Given information:
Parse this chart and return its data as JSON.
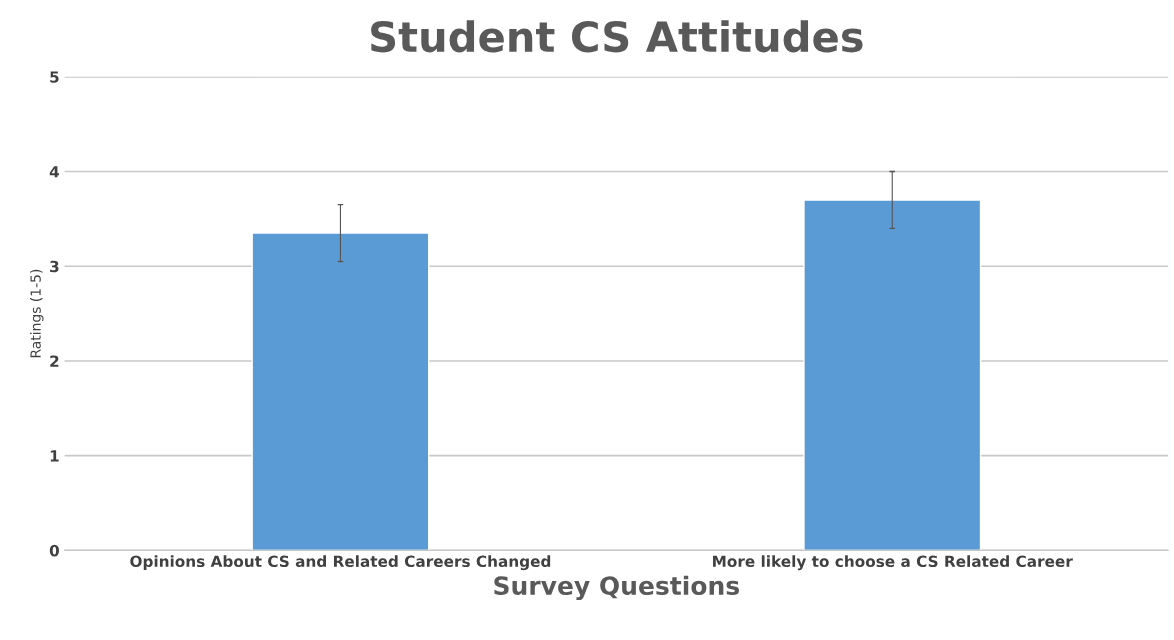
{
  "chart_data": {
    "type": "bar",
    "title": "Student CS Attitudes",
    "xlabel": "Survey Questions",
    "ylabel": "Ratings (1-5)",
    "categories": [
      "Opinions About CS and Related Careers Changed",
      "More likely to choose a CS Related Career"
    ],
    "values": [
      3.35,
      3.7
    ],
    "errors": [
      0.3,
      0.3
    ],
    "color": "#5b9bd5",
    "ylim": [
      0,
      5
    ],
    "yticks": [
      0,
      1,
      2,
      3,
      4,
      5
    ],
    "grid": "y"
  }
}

Task: Reproduce every record above exactly, but leave out the pictures.

Solution below:
Parse this chart and return its data as JSON.
{
  "chart_data": {
    "type": "bar",
    "title": "Student CS Attitudes",
    "xlabel": "Survey Questions",
    "ylabel": "Ratings (1-5)",
    "categories": [
      "Opinions About CS and Related Careers Changed",
      "More likely to choose a CS Related Career"
    ],
    "values": [
      3.35,
      3.7
    ],
    "errors": [
      0.3,
      0.3
    ],
    "color": "#5b9bd5",
    "ylim": [
      0,
      5
    ],
    "yticks": [
      0,
      1,
      2,
      3,
      4,
      5
    ],
    "grid": "y"
  }
}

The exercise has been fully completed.